■ **GOAL 1**
According to the source extract on the Ottoman protégé system, in what year was the Capitulation with France signed?

■ **SOURCE EXTRACT**
+++
By the eighteenth century a political organization, known as the millet, managed the affairs of their respective religious communities and developed into the protégé system (beratlılar, protected persons). Signing treaties with European powers, from the 1673 signing of a Capitulation with France, the Ottoman Empire granted France control of certain Ottoman Christians, Austria control of some Ottoman Roman Catholics, most favoured nation status to British and Dutch traders, as well as specific rights to the Republic of Venice and Russian Empire. Under the terms of these treaties, foreign powers could recruit Ottoman subjects to serve their needs as commercial agents, consuls, or interpreters, and extend to these protégés diplomatic immunity from prosecution and privileges of trade, including lowered customs tariffs. Over time, abuses of the system led to a virtual monopoly of foreign trade by protégés, clandestine sales of letters patent (berats), and demands from foreign powers for protection to extend from individuals to entire communities. The influence on Ottoman subjects by European powers changed the perception of these minority groups in the empire, meaning that they were increasingly seen not as Ottoman subjects, but as resident aliens. In 1798, France and Britain's conflicts during the Napoleonic Wars extended into Egypt. France occupied the territory until 1801, when the French were defeated and Britain set about assisting the Ottoman Empire in regaining its sovereignty.
+++
■ **GOAL 2**
Echo the stretch of the listing from its start through the line containing "The main body 102 is at (272, 302).", both ends included, and omit the pictures.

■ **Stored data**
+++
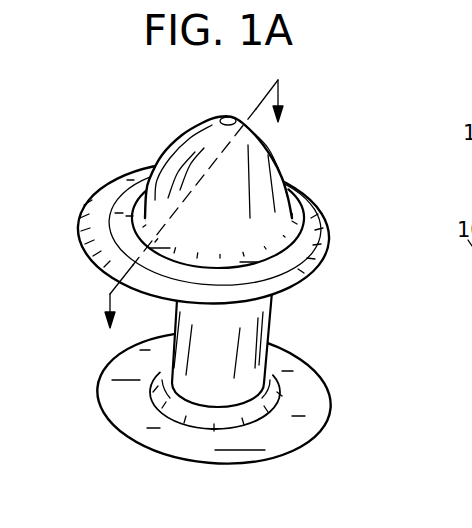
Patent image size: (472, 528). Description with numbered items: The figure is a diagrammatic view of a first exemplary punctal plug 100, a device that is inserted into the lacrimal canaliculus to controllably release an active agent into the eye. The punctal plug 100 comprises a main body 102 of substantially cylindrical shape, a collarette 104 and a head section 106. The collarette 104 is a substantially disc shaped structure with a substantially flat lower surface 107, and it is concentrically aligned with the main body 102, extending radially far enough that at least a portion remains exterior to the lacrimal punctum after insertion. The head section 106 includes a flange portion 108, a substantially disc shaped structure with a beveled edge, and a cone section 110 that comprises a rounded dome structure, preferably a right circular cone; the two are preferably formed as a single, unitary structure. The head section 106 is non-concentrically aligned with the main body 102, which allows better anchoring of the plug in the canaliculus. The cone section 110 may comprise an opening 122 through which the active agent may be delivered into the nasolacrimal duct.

The punctal plug 100 is at (132, 135).
The main body 102 is at (272, 302).
The collarette 104 is at (330, 389).
The head section 106 is at (347, 131).
The lower surface 107 is at (284, 437).
The flange portion 108 is at (77, 231).
The cone section 110 is at (284, 157).
The opening 122 is at (228, 117).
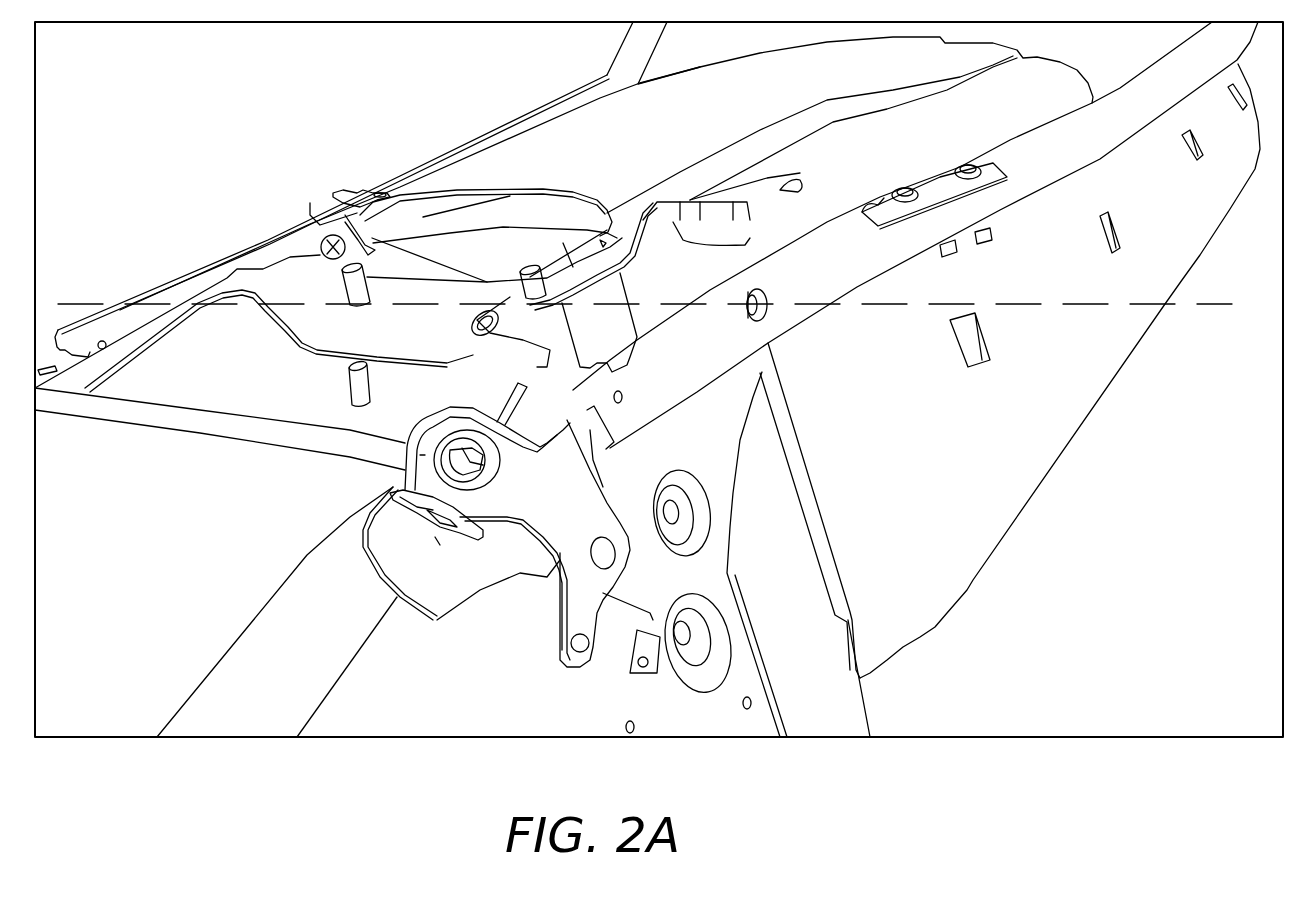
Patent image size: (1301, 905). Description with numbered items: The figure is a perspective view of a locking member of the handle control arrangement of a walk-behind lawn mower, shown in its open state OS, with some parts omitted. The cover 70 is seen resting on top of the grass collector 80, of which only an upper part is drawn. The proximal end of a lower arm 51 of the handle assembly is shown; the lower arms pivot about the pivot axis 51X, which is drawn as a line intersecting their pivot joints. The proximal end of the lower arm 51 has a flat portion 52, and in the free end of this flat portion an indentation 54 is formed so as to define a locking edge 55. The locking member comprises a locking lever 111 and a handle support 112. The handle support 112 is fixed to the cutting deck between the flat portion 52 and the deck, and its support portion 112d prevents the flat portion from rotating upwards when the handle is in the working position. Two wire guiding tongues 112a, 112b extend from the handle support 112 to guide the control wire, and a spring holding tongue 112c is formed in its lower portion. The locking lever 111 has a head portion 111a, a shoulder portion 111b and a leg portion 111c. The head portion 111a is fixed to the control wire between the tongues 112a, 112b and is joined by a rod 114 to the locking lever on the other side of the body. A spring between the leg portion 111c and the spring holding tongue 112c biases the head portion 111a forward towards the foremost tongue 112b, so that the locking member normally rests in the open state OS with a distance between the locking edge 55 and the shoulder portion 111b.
+++
■ **WORKED SOLUTION 1**
1673

■ **WORKED SOLUTION 2**
Patent image size: (472, 528). Description with numbered items: The figure is a diagrammatic view of a first exemplary punctal plug 100, a device that is inserted into the lacrimal canaliculus to controllably release an active agent into the eye. The punctal plug 100 comprises a main body 102 of substantially cylindrical shape, a collarette 104 and a head section 106. The collarette 104 is a substantially disc shaped structure with a substantially flat lower surface 107, and it is concentrically aligned with the main body 102, extending radially far enough that at least a portion remains exterior to the lacrimal punctum after insertion. The head section 106 includes a flange portion 108, a substantially disc shaped structure with a beveled edge, and a cone section 110 that comprises a rounded dome structure, preferably a right circular cone; the two are preferably formed as a single, unitary structure. The head section 106 is non-concentrically aligned with the main body 102, which allows better anchoring of the plug in the canaliculus. The cone section 110 may comprise an opening 122 through which the active agent may be delivered into the nasolacrimal duct.

The punctal plug 100 is at (132, 135).
The main body 102 is at (272, 302).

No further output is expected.